== SET PROBLEM ==
Report how many lines of the listing below include the word "Seat". Give nothing but the number.

== EXERCISE MATERIALS ==
......
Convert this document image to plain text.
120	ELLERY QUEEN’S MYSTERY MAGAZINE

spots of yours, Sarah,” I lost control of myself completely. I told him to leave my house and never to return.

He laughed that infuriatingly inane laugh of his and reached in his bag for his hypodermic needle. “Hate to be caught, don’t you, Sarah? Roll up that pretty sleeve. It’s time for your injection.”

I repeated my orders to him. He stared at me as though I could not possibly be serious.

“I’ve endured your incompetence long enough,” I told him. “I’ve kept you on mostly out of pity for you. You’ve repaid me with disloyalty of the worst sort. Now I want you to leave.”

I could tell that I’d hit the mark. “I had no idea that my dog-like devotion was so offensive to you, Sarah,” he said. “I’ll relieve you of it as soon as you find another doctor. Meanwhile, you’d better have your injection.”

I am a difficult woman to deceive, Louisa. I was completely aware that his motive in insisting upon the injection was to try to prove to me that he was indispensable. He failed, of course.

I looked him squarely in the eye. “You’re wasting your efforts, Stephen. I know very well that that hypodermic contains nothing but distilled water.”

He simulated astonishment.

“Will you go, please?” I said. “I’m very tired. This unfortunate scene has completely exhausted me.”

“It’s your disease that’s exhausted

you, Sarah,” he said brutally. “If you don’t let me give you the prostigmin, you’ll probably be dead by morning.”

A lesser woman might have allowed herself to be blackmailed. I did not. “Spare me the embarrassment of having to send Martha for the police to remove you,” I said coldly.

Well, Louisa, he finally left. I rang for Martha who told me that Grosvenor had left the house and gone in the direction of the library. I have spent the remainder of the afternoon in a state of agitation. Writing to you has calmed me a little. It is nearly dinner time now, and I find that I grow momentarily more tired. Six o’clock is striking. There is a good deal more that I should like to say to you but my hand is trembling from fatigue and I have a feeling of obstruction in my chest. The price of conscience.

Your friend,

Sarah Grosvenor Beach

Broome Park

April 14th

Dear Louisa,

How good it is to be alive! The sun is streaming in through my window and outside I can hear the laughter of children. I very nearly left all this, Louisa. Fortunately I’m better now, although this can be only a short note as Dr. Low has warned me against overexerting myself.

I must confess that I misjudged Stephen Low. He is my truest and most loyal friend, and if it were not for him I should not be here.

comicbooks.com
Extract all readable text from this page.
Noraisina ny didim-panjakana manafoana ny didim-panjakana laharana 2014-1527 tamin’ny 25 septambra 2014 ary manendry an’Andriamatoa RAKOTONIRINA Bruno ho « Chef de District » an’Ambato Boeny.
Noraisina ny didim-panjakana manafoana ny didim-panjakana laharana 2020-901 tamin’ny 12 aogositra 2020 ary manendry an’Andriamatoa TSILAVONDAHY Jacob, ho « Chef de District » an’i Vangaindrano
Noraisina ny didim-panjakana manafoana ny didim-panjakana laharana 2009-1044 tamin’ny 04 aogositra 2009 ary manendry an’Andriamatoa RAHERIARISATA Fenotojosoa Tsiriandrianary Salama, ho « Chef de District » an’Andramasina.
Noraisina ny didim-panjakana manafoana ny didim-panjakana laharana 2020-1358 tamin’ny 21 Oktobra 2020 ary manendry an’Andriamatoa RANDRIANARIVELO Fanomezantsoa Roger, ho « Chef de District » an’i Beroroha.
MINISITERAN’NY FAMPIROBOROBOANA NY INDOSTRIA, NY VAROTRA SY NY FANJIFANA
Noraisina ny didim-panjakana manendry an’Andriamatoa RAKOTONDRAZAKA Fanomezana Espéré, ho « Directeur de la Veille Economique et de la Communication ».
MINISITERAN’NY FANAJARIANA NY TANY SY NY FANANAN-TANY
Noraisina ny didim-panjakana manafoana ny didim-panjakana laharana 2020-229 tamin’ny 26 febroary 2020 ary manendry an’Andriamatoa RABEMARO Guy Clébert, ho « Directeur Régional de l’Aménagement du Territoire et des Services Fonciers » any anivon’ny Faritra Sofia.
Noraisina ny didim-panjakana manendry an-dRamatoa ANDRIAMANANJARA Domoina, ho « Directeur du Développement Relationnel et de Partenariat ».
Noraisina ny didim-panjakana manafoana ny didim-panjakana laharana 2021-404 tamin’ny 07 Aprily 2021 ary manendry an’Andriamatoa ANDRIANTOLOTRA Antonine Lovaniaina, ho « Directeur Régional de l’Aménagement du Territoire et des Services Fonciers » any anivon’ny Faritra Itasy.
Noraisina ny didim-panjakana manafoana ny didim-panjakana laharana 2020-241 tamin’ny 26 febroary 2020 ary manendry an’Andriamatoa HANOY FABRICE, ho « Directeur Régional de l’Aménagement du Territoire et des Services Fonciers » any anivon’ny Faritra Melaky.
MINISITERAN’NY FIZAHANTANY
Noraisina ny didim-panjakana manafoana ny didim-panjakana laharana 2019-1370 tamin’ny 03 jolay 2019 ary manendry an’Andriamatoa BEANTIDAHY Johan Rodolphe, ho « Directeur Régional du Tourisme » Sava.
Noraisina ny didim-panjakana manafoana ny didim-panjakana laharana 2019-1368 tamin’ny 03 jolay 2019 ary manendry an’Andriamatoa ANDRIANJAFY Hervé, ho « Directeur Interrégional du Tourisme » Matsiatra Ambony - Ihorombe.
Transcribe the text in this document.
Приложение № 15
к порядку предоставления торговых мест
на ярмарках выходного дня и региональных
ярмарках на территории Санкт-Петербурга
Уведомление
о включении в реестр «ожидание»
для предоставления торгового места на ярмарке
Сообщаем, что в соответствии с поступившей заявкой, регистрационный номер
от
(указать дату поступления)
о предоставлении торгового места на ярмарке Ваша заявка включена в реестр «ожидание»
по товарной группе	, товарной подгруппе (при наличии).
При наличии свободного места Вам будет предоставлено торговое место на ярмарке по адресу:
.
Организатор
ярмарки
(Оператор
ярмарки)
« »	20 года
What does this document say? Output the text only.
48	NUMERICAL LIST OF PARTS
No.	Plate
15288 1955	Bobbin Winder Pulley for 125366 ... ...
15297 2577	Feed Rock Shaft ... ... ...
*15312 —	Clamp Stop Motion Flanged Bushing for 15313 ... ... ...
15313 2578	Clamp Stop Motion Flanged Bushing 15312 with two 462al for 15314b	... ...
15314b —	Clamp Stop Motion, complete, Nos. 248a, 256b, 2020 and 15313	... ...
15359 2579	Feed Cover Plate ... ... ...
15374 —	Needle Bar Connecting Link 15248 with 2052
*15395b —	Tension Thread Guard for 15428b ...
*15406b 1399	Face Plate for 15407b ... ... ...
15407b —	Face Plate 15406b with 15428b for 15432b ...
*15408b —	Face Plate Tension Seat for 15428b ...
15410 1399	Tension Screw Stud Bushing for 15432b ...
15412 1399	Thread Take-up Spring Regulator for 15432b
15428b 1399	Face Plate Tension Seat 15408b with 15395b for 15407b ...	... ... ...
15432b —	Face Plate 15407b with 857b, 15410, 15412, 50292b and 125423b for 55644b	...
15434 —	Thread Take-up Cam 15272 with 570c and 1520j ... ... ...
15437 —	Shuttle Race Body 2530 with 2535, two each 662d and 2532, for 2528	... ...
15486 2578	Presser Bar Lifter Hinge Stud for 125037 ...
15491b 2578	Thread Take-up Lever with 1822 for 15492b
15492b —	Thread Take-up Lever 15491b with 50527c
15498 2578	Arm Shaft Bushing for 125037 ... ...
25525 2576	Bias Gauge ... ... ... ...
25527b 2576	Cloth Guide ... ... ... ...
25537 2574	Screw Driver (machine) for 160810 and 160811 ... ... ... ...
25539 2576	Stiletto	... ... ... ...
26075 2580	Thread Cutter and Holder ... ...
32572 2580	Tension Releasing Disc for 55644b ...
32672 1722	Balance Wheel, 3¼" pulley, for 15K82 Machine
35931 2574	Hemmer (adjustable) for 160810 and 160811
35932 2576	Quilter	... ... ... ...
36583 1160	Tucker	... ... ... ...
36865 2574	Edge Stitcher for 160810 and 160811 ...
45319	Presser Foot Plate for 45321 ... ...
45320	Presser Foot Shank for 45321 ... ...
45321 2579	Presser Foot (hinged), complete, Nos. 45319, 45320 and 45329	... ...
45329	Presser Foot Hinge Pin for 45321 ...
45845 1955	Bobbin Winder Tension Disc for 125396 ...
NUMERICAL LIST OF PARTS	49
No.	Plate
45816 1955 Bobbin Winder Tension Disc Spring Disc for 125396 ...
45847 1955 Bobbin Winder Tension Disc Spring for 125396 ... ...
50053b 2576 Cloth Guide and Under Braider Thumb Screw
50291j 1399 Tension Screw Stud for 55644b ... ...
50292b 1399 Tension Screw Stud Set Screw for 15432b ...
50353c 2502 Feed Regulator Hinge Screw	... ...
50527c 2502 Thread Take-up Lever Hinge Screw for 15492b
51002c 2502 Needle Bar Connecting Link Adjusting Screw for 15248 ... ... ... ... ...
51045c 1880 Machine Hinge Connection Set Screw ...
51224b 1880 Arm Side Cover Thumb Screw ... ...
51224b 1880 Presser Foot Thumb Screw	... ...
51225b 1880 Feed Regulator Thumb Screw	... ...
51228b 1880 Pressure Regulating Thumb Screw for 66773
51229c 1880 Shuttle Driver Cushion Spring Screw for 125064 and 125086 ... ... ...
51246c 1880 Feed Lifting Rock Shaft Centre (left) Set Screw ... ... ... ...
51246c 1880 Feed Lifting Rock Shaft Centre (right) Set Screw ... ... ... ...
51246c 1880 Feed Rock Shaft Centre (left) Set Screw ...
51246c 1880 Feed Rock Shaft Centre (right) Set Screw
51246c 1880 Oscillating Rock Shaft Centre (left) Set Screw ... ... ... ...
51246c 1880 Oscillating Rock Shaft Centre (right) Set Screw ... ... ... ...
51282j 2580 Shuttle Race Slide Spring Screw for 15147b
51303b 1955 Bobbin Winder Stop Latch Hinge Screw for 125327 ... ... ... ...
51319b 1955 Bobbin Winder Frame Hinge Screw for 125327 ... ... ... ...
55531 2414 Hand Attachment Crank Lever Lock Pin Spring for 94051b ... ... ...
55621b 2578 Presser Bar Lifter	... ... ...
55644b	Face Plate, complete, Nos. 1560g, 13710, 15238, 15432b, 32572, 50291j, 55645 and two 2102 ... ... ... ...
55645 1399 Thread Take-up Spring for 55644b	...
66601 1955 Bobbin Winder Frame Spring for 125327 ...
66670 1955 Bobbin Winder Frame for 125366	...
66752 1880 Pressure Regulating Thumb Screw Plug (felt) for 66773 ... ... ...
......
== WORKED SOLUTION ==
2